(Records)
__________

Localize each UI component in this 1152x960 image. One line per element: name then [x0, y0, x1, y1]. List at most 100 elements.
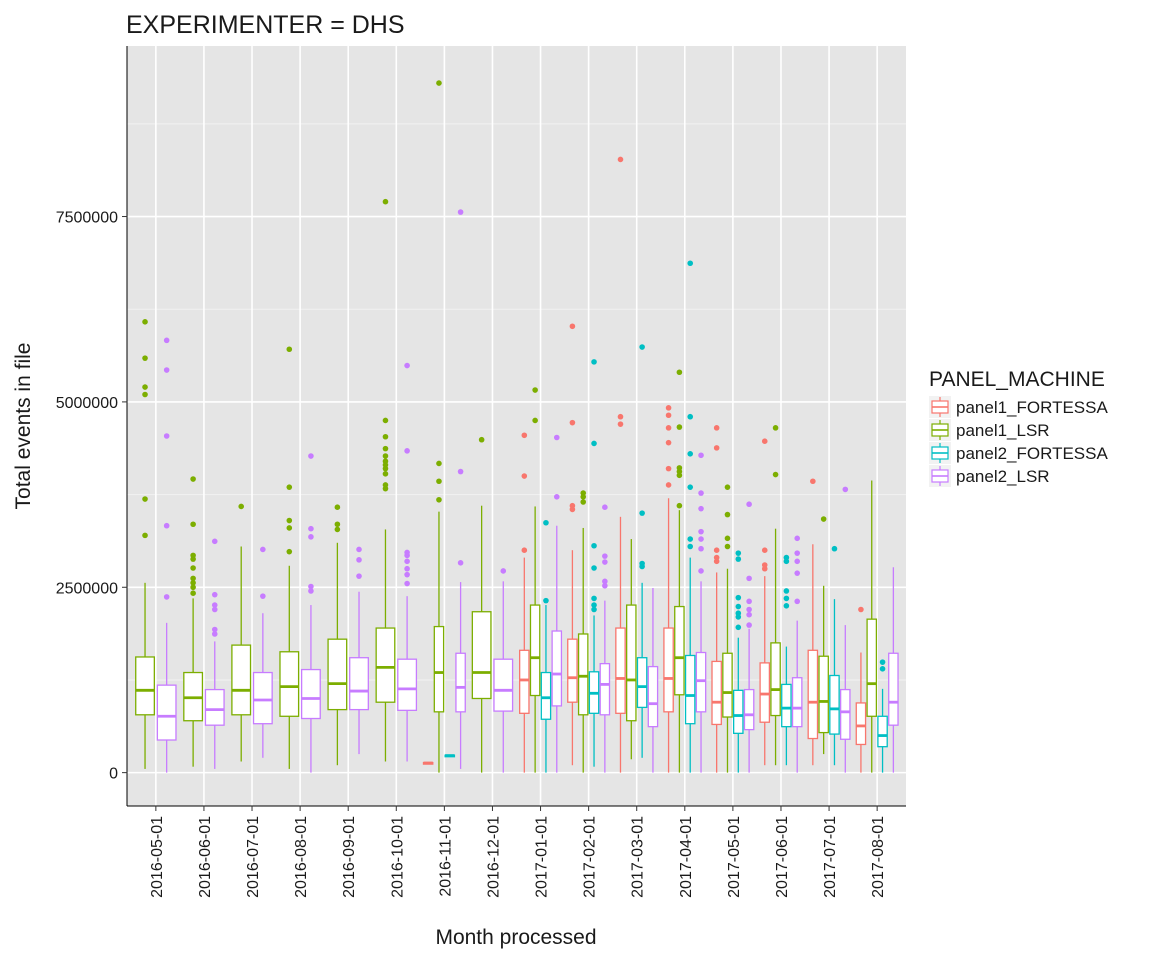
box-outlier-point: [404, 549, 410, 556]
box-outlier-point: [521, 473, 528, 479]
box-outlier-point: [783, 554, 790, 561]
box-outlier-point: [698, 452, 704, 459]
box-outlier-point: [761, 438, 768, 445]
box-outlier-point: [735, 556, 742, 562]
box-outlier-point: [580, 490, 587, 496]
box-outlier-point: [687, 484, 694, 490]
legend-item-panel2_LSR: panel2_LSR: [929, 465, 1050, 487]
box-outlier-point: [639, 510, 645, 516]
box-outlier-point: [772, 471, 779, 478]
box-outlier-point: [879, 659, 886, 665]
box-panel1_FORTESSA-2017-02-01: [567, 323, 578, 766]
x-tick-label: 2017-06-01: [774, 816, 791, 898]
box-rect: [349, 657, 369, 711]
box-outlier-point: [591, 606, 597, 613]
box-outlier-point: [211, 602, 218, 608]
y-tick-label: 7500000: [56, 210, 118, 227]
box-outlier-point: [698, 505, 704, 512]
box-panel1_LSR-2016-05-01: [135, 319, 155, 769]
box-outlier-point: [334, 521, 341, 528]
box-outlier-point: [783, 588, 790, 594]
box-outlier-point: [676, 502, 683, 509]
x-tick-label: 2016-07-01: [245, 816, 262, 898]
box-panel2_LSR-2016-09-01: [349, 546, 369, 755]
box-outlier-point: [163, 337, 170, 344]
box-outlier-point: [308, 583, 314, 590]
box-rect: [529, 604, 541, 697]
box-outlier-point: [735, 624, 742, 631]
box-outlier-point: [676, 369, 683, 376]
box-panel1_FORTESSA-2017-05-01: [711, 425, 722, 773]
box-rect: [839, 688, 851, 740]
x-tick-label: 2017-05-01: [726, 816, 743, 898]
box-rect: [615, 627, 626, 714]
box-outlier-point: [602, 578, 608, 585]
box-outlier-point: [521, 432, 528, 439]
box-panel1_FORTESSA-2017-03-01: [615, 156, 626, 773]
box-panel1_LSR-2017-06-01: [770, 425, 781, 766]
box-panel1_LSR-2017-01-01: [529, 387, 541, 773]
box-outlier-point: [602, 582, 608, 589]
box-outlier-point: [190, 476, 196, 482]
box-panel2_FORTESSA-2016-11-01: [444, 754, 456, 758]
box-panel2_FORTESSA-2017-07-01: [829, 545, 840, 766]
box-rect: [327, 638, 348, 711]
box-outlier-point: [794, 570, 801, 576]
box-outlier-point: [404, 448, 410, 454]
x-tick-label: 2017-01-01: [534, 816, 551, 898]
box-panel1_LSR-2016-07-01: [231, 503, 252, 762]
box-rect: [577, 633, 589, 716]
box-outlier-point: [724, 543, 731, 550]
box-rect: [300, 668, 321, 720]
box-rect: [829, 674, 840, 735]
box-panel2_FORTESSA-2017-02-01: [588, 359, 600, 767]
box-rect: [375, 627, 396, 703]
box-outlier-point: [532, 417, 538, 424]
x-tick-label: 2016-08-01: [293, 816, 310, 898]
box-outlier-point: [260, 546, 266, 553]
box-outlier-point: [687, 260, 694, 267]
box-rect: [551, 630, 563, 707]
box-outlier-point: [211, 626, 218, 633]
box-outlier-point: [591, 359, 597, 365]
box-panel2_FORTESSA-2017-05-01: [732, 550, 744, 773]
box-outlier-point: [794, 598, 801, 605]
box-rect: [759, 662, 771, 723]
box-panel2_LSR-2017-01-01: [551, 434, 563, 773]
box-rect: [684, 654, 696, 725]
box-outlier-point: [457, 209, 464, 215]
box-outlier-point: [746, 598, 752, 605]
box-outlier-point: [286, 517, 293, 524]
box-panel2_LSR-2017-04-01: [695, 452, 707, 773]
box-outlier-point: [334, 526, 341, 533]
box-outlier-point: [553, 494, 560, 500]
x-tick-label: 2016-05-01: [149, 816, 166, 898]
box-rect: [519, 649, 530, 714]
box-outlier-point: [142, 496, 148, 502]
x-tick-label: 2016-09-01: [341, 816, 358, 898]
x-tick-label: 2017-04-01: [678, 816, 695, 898]
box-outlier-point: [382, 458, 389, 465]
box-panel1_FORTESSA-2017-07-01: [807, 478, 819, 766]
box-outlier-point: [382, 417, 389, 424]
x-tick-label: 2016-12-01: [485, 816, 502, 898]
box-rect: [433, 625, 445, 713]
box-rect: [732, 689, 744, 734]
box-outlier-point: [356, 546, 362, 553]
legend-label: panel1_LSR: [956, 421, 1050, 440]
box-panel1_FORTESSA-2017-08-01: [855, 606, 867, 773]
box-marks: [135, 80, 899, 773]
box-outlier-point: [794, 550, 801, 556]
x-axis-ticks: 2016-05-01 2016-06-01 2016-07-01 2016-08-01…: [149, 806, 887, 898]
box-outlier-point: [382, 482, 389, 488]
x-tick-label: 2017-02-01: [582, 816, 599, 898]
box-rect: [743, 688, 755, 731]
box-outlier-point: [746, 606, 752, 613]
box-outlier-point: [687, 543, 694, 550]
box-rect: [204, 688, 225, 726]
box-outlier-point: [404, 571, 410, 578]
box-panel1_LSR-2016-12-01: [471, 436, 492, 773]
box-outlier-point: [142, 355, 148, 361]
box-outlier-point: [190, 575, 196, 582]
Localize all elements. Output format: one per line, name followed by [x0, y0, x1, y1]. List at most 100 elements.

__________

**Your task**
In the material above, rename "box-rect" to "box-rectangle" in the lines from the one holding "box-outlier-point: [404, 549, 410, 556]" through the one holding "box-outlier-point: [521, 432, 528, 439]", inclusive. Reproduce only those lines, with everything else unchanged.

**The response**
box-outlier-point: [404, 549, 410, 556]
box-outlier-point: [521, 473, 528, 479]
box-outlier-point: [783, 554, 790, 561]
box-outlier-point: [698, 452, 704, 459]
box-outlier-point: [761, 438, 768, 445]
box-outlier-point: [735, 556, 742, 562]
box-outlier-point: [580, 490, 587, 496]
box-outlier-point: [687, 484, 694, 490]
legend-item-panel2_LSR: panel2_LSR: [929, 465, 1050, 487]
box-outlier-point: [639, 510, 645, 516]
box-outlier-point: [772, 471, 779, 478]
box-outlier-point: [879, 659, 886, 665]
box-panel1_FORTESSA-2017-02-01: [567, 323, 578, 766]
x-tick-label: 2017-06-01: [774, 816, 791, 898]
box-rectangle: [349, 657, 369, 711]
box-outlier-point: [591, 606, 597, 613]
box-outlier-point: [211, 602, 218, 608]
y-tick-label: 7500000: [56, 210, 118, 227]
box-outlier-point: [698, 505, 704, 512]
box-panel1_LSR-2016-05-01: [135, 319, 155, 769]
box-outlier-point: [334, 521, 341, 528]
box-outlier-point: [783, 588, 790, 594]
box-outlier-point: [676, 502, 683, 509]
x-tick-label: 2016-07-01: [245, 816, 262, 898]
box-panel2_LSR-2016-09-01: [349, 546, 369, 755]
box-outlier-point: [163, 337, 170, 344]
box-outlier-point: [308, 583, 314, 590]
box-rectangle: [529, 604, 541, 697]
box-outlier-point: [735, 624, 742, 631]
box-outlier-point: [676, 369, 683, 376]
box-panel1_FORTESSA-2017-05-01: [711, 425, 722, 773]
box-rectangle: [839, 688, 851, 740]
x-tick-label: 2017-05-01: [726, 816, 743, 898]
box-rectangle: [615, 627, 626, 714]
box-outlier-point: [602, 578, 608, 585]
box-outlier-point: [521, 432, 528, 439]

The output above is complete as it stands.